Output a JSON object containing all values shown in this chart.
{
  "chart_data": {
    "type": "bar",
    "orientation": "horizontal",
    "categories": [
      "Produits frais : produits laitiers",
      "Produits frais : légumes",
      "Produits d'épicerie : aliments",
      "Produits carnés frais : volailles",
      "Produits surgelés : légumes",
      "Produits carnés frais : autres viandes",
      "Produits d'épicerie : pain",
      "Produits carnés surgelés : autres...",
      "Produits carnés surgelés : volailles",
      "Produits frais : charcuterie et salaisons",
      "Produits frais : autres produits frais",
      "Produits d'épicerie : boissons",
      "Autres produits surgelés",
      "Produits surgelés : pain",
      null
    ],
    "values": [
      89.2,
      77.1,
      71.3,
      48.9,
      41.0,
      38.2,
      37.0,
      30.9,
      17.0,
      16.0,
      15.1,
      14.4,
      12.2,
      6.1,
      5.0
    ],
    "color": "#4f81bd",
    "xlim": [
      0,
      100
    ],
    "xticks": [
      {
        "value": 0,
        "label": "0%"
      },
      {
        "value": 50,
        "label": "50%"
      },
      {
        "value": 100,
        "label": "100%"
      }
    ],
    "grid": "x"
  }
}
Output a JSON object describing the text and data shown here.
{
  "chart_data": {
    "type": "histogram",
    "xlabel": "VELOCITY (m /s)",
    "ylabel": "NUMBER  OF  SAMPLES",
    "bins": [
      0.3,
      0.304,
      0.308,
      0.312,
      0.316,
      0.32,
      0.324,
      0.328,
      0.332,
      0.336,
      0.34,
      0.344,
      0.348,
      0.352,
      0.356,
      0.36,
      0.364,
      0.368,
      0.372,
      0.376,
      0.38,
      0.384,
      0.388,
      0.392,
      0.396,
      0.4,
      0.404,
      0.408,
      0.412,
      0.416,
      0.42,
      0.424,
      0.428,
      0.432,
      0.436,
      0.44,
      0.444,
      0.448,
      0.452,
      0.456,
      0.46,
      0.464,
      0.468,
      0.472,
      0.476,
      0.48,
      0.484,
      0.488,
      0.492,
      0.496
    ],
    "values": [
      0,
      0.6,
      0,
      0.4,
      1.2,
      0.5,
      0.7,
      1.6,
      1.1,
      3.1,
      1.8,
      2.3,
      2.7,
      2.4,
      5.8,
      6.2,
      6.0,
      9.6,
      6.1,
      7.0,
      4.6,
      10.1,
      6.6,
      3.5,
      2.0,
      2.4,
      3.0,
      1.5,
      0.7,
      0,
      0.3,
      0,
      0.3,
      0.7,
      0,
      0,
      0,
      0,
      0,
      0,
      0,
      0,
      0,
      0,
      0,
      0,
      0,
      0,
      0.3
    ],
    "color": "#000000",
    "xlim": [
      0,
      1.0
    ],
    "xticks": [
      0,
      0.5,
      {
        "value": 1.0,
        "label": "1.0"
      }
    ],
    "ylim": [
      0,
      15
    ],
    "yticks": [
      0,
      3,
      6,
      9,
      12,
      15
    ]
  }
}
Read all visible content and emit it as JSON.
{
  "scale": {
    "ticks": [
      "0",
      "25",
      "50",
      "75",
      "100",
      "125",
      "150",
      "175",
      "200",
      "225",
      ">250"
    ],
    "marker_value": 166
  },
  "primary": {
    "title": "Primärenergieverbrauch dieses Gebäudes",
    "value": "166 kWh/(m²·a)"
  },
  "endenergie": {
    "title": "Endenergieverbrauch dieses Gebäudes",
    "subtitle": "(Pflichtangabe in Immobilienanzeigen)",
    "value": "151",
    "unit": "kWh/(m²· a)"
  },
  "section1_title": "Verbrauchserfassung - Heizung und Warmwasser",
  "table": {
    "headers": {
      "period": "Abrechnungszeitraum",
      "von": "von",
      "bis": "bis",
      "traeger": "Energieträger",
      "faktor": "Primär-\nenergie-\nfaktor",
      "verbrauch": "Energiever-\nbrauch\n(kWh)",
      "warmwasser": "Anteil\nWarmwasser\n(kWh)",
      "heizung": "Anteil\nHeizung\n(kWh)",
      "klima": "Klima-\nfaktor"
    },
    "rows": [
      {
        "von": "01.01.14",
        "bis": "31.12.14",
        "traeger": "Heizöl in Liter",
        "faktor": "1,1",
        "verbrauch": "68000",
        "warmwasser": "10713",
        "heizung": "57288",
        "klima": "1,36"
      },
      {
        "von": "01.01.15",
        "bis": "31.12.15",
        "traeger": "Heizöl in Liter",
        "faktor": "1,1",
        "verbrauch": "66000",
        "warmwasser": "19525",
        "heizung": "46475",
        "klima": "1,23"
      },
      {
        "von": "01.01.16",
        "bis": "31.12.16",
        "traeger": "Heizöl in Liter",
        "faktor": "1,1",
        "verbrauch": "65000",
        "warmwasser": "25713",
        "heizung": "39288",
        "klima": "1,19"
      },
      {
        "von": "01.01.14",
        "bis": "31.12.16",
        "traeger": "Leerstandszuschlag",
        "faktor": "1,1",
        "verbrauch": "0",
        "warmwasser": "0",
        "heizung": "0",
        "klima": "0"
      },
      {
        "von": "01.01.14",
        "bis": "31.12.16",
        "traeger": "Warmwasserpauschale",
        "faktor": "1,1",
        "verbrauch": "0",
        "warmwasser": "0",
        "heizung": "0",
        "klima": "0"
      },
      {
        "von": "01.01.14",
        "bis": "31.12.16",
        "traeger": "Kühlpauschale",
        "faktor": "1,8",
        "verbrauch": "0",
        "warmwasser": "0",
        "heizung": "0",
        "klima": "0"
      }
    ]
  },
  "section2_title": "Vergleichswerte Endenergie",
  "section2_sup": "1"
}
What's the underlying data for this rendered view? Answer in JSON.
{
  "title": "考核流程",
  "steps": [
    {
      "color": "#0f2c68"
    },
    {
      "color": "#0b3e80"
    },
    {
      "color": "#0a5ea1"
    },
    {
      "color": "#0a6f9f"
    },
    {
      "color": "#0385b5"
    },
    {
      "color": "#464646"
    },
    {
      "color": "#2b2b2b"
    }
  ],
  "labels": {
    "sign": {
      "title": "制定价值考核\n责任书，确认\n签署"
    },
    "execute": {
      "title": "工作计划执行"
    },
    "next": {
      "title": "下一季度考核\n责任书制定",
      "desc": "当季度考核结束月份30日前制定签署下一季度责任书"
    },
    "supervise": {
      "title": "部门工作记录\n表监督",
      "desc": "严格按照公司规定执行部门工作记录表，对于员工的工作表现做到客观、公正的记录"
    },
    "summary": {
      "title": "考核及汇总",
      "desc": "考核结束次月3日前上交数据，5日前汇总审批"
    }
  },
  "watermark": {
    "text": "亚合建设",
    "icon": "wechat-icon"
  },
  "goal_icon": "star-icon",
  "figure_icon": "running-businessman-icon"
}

◆ ◆ ◆ ◆

From the records above, copy every line that holds the word "color".

# Task result
    "color": "#4f81bd",
    "color": "#000000",
      "color": "#0f2c68"
      "color": "#0b3e80"
      "color": "#0a5ea1"
      "color": "#0a6f9f"
      "color": "#0385b5"
      "color": "#464646"
      "color": "#2b2b2b"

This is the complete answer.